MATERIALS PROVIDED:
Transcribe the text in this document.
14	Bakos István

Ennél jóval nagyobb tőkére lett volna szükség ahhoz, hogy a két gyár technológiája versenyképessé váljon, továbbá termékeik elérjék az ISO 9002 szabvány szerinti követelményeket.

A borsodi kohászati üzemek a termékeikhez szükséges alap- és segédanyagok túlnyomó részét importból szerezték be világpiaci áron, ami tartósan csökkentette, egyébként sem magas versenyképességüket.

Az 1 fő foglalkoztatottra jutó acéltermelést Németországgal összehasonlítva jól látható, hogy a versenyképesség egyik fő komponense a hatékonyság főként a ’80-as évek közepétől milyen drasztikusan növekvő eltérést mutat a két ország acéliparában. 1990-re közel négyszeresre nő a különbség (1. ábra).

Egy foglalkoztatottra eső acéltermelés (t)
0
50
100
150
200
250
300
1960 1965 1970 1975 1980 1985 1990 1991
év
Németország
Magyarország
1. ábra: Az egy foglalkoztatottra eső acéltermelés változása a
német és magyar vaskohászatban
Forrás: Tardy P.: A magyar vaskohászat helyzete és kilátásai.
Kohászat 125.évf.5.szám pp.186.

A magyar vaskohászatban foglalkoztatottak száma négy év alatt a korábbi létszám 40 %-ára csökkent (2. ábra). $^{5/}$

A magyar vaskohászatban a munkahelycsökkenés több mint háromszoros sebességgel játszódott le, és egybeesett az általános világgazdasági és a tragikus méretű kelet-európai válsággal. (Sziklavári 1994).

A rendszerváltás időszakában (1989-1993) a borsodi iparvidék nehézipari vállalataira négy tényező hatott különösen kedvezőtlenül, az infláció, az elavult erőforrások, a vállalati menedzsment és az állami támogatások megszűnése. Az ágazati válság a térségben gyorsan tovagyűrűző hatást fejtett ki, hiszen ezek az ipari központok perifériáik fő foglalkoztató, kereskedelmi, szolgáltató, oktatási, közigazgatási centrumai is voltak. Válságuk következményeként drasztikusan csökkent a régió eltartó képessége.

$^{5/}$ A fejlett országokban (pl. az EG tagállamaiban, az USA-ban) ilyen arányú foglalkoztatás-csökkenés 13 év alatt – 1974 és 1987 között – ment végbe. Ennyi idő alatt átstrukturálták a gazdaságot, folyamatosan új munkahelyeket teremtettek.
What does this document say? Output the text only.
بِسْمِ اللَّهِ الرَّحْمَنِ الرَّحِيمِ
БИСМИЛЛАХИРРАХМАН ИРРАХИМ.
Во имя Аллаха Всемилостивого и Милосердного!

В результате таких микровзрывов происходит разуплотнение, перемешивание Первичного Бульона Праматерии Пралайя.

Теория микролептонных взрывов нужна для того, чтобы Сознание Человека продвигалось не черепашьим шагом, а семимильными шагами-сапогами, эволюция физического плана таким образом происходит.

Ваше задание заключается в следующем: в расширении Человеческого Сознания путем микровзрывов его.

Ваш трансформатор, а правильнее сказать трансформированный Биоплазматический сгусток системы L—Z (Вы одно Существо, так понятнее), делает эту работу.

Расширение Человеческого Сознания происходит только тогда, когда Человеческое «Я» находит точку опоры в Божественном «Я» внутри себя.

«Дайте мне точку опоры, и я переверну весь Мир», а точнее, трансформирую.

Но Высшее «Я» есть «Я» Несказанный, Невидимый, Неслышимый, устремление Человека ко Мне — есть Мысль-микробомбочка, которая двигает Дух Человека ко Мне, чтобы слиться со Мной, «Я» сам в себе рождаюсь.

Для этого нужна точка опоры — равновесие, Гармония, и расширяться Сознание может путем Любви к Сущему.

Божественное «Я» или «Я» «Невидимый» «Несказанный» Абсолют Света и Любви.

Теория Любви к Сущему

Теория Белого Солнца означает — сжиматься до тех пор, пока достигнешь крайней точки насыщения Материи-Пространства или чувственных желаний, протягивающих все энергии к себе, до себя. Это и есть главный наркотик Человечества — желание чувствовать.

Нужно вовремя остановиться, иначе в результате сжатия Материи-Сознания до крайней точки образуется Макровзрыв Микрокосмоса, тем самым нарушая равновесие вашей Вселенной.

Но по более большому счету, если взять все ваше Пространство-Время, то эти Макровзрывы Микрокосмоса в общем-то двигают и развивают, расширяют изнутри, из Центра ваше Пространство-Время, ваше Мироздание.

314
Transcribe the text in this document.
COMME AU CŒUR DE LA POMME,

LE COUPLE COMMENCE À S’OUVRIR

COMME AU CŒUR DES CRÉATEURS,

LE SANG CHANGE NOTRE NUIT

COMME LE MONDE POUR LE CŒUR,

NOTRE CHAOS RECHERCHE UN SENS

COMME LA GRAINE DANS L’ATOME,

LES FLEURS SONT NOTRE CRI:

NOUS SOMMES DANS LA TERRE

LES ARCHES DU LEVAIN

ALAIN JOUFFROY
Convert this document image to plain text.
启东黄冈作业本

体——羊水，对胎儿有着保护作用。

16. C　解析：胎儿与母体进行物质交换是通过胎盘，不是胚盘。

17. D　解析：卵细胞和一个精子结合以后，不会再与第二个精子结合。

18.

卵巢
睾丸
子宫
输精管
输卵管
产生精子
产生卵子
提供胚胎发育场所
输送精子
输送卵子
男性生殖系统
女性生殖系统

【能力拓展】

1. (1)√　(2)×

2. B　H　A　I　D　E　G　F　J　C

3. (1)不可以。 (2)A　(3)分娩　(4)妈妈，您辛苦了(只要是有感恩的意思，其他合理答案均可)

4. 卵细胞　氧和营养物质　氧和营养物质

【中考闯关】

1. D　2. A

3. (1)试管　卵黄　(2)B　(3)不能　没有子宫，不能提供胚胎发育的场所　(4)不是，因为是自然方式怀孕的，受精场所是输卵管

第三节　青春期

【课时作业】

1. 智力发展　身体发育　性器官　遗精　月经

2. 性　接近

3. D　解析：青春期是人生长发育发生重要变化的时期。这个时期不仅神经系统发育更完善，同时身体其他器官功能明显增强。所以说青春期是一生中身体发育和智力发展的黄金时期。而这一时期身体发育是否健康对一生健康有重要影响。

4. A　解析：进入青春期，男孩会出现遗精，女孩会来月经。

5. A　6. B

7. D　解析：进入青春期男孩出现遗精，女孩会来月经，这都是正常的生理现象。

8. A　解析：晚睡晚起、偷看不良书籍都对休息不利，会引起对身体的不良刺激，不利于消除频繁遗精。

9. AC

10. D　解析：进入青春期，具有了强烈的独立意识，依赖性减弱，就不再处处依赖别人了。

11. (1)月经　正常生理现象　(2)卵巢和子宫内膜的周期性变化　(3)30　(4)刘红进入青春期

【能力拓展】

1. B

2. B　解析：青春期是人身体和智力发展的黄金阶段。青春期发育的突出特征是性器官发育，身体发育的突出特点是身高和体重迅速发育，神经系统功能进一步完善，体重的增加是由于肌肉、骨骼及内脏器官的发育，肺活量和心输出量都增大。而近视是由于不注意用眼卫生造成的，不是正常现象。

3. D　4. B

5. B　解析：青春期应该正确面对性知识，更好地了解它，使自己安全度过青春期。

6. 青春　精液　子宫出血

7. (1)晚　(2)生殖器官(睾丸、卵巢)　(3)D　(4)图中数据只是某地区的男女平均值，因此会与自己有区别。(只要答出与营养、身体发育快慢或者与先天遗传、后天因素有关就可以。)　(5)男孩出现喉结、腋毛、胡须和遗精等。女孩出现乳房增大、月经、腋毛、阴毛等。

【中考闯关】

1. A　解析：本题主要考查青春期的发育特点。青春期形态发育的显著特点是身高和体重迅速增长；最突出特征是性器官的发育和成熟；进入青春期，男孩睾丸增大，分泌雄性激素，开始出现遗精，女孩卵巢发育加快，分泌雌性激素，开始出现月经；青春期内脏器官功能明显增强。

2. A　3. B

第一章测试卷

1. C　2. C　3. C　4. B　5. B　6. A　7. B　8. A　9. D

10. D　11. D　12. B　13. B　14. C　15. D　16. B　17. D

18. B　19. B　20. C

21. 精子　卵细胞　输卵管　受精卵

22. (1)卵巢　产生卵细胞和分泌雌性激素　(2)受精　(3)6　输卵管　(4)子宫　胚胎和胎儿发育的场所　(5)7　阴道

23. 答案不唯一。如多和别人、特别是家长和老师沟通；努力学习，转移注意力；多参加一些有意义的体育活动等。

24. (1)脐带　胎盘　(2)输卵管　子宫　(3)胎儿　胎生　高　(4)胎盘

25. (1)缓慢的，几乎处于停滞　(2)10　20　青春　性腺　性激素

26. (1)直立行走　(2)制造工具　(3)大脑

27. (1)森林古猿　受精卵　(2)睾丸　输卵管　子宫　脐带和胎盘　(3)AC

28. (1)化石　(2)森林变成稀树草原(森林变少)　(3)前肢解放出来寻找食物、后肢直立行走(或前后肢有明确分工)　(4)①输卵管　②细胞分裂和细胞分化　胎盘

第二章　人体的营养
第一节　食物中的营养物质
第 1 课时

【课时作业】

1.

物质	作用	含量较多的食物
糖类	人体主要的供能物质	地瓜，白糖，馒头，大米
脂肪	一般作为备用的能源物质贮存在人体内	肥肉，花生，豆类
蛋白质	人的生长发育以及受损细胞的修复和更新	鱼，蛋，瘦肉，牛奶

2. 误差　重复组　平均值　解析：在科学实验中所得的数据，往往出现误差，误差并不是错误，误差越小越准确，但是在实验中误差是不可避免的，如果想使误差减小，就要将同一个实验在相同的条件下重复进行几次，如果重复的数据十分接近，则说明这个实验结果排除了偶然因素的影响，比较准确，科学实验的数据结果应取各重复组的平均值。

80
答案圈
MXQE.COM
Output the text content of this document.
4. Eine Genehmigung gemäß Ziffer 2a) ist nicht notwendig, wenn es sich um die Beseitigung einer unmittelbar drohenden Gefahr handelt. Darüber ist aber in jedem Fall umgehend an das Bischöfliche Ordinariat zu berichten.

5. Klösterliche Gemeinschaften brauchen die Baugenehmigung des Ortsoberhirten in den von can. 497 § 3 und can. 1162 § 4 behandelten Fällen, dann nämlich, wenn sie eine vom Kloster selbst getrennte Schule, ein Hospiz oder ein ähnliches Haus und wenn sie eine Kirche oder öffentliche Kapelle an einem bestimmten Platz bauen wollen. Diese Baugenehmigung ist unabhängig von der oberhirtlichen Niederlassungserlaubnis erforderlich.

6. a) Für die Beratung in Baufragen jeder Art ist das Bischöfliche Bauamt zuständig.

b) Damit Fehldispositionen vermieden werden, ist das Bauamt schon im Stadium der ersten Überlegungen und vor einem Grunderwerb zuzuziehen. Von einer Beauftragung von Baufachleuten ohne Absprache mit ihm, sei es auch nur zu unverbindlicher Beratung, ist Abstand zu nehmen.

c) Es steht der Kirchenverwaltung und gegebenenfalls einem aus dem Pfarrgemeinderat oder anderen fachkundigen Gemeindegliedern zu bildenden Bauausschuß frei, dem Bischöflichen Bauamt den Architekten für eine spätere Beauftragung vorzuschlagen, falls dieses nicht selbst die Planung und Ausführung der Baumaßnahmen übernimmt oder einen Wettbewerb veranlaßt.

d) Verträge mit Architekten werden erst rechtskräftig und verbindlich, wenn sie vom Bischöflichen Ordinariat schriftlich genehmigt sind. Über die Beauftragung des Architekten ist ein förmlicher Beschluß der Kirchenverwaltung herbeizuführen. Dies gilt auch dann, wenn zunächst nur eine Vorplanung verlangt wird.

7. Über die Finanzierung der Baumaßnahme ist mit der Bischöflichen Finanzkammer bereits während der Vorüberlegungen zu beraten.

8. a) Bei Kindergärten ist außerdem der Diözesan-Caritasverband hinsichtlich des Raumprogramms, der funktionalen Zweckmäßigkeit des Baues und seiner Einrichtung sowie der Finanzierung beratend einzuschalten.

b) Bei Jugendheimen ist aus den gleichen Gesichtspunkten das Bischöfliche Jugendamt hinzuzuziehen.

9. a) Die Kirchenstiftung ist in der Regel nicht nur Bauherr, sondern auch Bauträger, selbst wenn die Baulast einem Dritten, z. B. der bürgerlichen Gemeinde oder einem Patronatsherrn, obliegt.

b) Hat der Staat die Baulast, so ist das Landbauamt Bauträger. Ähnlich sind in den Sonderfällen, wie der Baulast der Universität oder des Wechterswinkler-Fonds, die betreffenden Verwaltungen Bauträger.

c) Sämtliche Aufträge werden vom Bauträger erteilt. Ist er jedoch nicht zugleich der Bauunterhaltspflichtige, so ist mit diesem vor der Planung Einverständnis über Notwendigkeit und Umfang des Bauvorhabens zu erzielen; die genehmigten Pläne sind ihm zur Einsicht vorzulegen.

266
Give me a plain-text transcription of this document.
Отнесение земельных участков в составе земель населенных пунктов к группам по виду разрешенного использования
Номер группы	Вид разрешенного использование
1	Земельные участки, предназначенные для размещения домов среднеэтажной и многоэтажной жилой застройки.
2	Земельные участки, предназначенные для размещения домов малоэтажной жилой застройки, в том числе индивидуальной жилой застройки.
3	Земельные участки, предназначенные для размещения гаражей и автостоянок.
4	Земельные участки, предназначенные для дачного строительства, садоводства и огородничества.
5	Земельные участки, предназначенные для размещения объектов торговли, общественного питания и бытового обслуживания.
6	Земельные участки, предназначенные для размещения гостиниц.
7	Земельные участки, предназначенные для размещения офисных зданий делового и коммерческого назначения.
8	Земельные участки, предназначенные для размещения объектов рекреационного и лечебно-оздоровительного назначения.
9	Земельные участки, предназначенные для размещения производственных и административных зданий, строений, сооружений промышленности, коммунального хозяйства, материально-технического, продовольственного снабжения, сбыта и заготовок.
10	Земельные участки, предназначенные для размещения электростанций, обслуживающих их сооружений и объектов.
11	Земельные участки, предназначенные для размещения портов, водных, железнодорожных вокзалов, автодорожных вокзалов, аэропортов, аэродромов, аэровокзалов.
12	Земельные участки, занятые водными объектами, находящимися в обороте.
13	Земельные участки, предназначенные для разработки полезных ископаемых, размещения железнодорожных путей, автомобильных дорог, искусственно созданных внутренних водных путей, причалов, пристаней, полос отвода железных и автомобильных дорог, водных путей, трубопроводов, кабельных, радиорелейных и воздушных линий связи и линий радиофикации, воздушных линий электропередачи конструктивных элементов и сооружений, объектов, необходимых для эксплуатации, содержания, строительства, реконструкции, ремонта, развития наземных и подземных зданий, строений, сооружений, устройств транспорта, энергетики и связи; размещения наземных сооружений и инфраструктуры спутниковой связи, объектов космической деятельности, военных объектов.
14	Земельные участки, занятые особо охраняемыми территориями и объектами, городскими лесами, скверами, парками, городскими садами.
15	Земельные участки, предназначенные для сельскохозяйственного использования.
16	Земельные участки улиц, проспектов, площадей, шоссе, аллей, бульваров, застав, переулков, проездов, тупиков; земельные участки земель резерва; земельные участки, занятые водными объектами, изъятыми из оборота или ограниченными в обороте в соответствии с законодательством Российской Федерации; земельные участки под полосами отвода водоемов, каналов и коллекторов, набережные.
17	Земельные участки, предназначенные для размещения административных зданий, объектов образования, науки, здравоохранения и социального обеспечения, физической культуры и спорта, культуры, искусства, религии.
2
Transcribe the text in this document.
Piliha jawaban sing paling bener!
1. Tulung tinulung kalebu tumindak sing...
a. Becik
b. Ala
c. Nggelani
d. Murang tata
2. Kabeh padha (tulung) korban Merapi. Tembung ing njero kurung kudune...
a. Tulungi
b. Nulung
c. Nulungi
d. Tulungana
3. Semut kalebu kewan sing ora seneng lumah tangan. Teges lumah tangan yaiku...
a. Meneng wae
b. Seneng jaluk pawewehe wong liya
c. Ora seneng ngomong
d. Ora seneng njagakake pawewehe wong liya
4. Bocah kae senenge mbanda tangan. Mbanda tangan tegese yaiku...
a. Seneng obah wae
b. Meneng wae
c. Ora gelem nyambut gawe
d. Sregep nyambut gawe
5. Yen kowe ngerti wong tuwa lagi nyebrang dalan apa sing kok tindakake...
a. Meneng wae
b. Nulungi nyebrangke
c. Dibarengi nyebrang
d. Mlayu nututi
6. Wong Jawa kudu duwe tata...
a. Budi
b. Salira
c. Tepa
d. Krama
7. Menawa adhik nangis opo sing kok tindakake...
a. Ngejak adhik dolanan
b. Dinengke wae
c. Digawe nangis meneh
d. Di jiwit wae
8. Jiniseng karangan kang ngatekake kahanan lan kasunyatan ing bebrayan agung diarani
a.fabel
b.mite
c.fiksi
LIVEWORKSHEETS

INSTRUCTIONS FOR THE TASK:
Check each line of the data above for the word "Человека" and say how many lines have it. Give the number alone.

PROBLEM SOLUTION:
2